Short task: Reproduce every line of the listing as written, apart from the pictures.

**** Supplied information ****

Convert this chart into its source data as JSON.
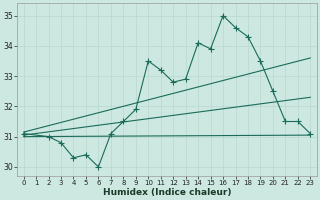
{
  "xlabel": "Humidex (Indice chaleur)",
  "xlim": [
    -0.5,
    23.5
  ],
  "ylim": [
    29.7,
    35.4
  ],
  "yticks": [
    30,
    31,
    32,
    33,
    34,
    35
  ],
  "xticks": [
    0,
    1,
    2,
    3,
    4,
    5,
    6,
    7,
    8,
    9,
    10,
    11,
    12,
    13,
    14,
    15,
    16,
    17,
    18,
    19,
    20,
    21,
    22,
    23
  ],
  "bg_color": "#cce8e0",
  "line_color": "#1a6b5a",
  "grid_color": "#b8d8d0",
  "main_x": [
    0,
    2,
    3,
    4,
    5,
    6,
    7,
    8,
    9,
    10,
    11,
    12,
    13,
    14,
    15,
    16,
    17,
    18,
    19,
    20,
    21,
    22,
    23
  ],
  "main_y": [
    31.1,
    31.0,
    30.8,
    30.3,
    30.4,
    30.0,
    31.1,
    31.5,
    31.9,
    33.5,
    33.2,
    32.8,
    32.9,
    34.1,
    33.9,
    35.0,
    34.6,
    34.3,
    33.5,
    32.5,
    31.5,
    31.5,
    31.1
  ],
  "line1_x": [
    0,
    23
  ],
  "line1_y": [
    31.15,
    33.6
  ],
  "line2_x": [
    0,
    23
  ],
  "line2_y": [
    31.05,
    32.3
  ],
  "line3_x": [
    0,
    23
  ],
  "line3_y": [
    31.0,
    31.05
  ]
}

****

Complete answer:
Convert this chart into its source data as JSON.
{
  "xlabel": "Humidex (Indice chaleur)",
  "xlim": [
    -0.5,
    23.5
  ],
  "ylim": [
    29.7,
    35.4
  ],
  "yticks": [
    30,
    31,
    32,
    33,
    34,
    35
  ],
  "xticks": [
    0,
    1,
    2,
    3,
    4,
    5,
    6,
    7,
    8,
    9,
    10,
    11,
    12,
    13,
    14,
    15,
    16,
    17,
    18,
    19,
    20,
    21,
    22,
    23
  ],
  "bg_color": "#cce8e0",
  "line_color": "#1a6b5a",
  "grid_color": "#b8d8d0",
  "main_x": [
    0,
    2,
    3,
    4,
    5,
    6,
    7,
    8,
    9,
    10,
    11,
    12,
    13,
    14,
    15,
    16,
    17,
    18,
    19,
    20,
    21,
    22,
    23
  ],
  "main_y": [
    31.1,
    31.0,
    30.8,
    30.3,
    30.4,
    30.0,
    31.1,
    31.5,
    31.9,
    33.5,
    33.2,
    32.8,
    32.9,
    34.1,
    33.9,
    35.0,
    34.6,
    34.3,
    33.5,
    32.5,
    31.5,
    31.5,
    31.1
  ],
  "line1_x": [
    0,
    23
  ],
  "line1_y": [
    31.15,
    33.6
  ],
  "line2_x": [
    0,
    23
  ],
  "line2_y": [
    31.05,
    32.3
  ],
  "line3_x": [
    0,
    23
  ],
  "line3_y": [
    31.0,
    31.05
  ]
}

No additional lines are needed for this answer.